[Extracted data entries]

>> Begin

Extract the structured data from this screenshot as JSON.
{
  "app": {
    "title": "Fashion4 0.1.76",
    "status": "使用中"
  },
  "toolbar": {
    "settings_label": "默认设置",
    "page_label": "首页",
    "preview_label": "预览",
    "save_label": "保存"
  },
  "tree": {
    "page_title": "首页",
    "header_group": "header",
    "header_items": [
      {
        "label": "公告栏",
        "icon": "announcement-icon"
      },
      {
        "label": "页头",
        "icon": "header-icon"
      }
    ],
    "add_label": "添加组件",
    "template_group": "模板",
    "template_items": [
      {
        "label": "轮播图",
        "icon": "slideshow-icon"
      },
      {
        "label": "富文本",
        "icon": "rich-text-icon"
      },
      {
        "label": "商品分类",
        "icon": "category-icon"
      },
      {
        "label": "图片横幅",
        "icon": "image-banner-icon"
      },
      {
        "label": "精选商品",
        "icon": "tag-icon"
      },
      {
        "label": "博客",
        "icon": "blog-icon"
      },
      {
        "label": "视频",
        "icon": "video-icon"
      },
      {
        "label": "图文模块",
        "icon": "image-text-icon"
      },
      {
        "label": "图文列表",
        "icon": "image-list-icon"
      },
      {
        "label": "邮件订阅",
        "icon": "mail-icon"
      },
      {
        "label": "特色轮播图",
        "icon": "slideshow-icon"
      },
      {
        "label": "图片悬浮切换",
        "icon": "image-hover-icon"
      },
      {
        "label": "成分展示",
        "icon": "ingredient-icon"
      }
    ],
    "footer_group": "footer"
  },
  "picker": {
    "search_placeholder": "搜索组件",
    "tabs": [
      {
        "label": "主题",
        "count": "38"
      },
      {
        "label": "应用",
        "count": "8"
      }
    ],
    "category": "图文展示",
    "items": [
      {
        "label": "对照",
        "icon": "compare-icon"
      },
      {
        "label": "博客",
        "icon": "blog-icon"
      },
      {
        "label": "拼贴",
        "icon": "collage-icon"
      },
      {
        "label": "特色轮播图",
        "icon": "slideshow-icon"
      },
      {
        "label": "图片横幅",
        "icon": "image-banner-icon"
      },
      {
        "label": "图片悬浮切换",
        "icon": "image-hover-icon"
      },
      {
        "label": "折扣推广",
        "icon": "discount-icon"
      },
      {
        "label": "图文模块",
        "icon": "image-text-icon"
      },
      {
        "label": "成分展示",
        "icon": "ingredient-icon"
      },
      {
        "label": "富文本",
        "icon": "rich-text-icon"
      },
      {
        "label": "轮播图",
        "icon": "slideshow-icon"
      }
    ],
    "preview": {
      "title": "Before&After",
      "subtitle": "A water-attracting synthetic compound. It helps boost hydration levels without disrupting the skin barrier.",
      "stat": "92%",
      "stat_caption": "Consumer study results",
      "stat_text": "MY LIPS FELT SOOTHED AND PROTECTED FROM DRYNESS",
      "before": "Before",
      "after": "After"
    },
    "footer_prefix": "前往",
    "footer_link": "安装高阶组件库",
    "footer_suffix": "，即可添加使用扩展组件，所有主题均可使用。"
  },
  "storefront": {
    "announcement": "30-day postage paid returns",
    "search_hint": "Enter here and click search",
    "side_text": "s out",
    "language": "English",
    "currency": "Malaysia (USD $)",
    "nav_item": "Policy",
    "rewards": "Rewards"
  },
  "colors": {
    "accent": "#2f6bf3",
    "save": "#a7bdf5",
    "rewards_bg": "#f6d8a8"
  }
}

>> End

▶ _Requirements_
Type the material above out again, exactly.

▶ _Task answer_
Extract the structured data from this screenshot as JSON.
{
  "app": {
    "title": "Fashion4 0.1.76",
    "status": "使用中"
  },
  "toolbar": {
    "settings_label": "默认设置",
    "page_label": "首页",
    "preview_label": "预览",
    "save_label": "保存"
  },
  "tree": {
    "page_title": "首页",
    "header_group": "header",
    "header_items": [
      {
        "label": "公告栏",
        "icon": "announcement-icon"
      },
      {
        "label": "页头",
        "icon": "header-icon"
      }
    ],
    "add_label": "添加组件",
    "template_group": "模板",
    "template_items": [
      {
        "label": "轮播图",
        "icon": "slideshow-icon"
      },
      {
        "label": "富文本",
        "icon": "rich-text-icon"
      },
      {
        "label": "商品分类",
        "icon": "category-icon"
      },
      {
        "label": "图片横幅",
        "icon": "image-banner-icon"
      },
      {
        "label": "精选商品",
        "icon": "tag-icon"
      },
      {
        "label": "博客",
        "icon": "blog-icon"
      },
      {
        "label": "视频",
        "icon": "video-icon"
      },
      {
        "label": "图文模块",
        "icon": "image-text-icon"
      },
      {
        "label": "图文列表",
        "icon": "image-list-icon"
      },
      {
        "label": "邮件订阅",
        "icon": "mail-icon"
      },
      {
        "label": "特色轮播图",
        "icon": "slideshow-icon"
      },
      {
        "label": "图片悬浮切换",
        "icon": "image-hover-icon"
      },
      {
        "label": "成分展示",
        "icon": "ingredient-icon"
      }
    ],
    "footer_group": "footer"
  },
  "picker": {
    "search_placeholder": "搜索组件",
    "tabs": [
      {
        "label": "主题",
        "count": "38"
      },
      {
        "label": "应用",
        "count": "8"
      }
    ],
    "category": "图文展示",
    "items": [
      {
        "label": "对照",
        "icon": "compare-icon"
      },
      {
        "label": "博客",
        "icon": "blog-icon"
      },
      {
        "label": "拼贴",
        "icon": "collage-icon"
      },
      {
        "label": "特色轮播图",
        "icon": "slideshow-icon"
      },
      {
        "label": "图片横幅",
        "icon": "image-banner-icon"
      },
      {
        "label": "图片悬浮切换",
        "icon": "image-hover-icon"
      },
      {
        "label": "折扣推广",
        "icon": "discount-icon"
      },
      {
        "label": "图文模块",
        "icon": "image-text-icon"
      },
      {
        "label": "成分展示",
        "icon": "ingredient-icon"
      },
      {
        "label": "富文本",
        "icon": "rich-text-icon"
      },
      {
        "label": "轮播图",
        "icon": "slideshow-icon"
      }
    ],
    "preview": {
      "title": "Before&After",
      "subtitle": "A water-attracting synthetic compound. It helps boost hydration levels without disrupting the skin barrier.",
      "stat": "92%",
      "stat_caption": "Consumer study results",
      "stat_text": "MY LIPS FELT SOOTHED AND PROTECTED FROM DRYNESS",
      "before": "Before",
      "after": "After"
    },
    "footer_prefix": "前往",
    "footer_link": "安装高阶组件库",
    "footer_suffix": "，即可添加使用扩展组件，所有主题均可使用。"
  },
  "storefront": {
    "announcement": "30-day postage paid returns",
    "search_hint": "Enter here and click search",
    "side_text": "s out",
    "language": "English",
    "currency": "Malaysia (USD $)",
    "nav_item": "Policy",
    "rewards": "Rewards"
  },
  "colors": {
    "accent": "#2f6bf3",
    "save": "#a7bdf5",
    "rewards_bg": "#f6d8a8"
  }
}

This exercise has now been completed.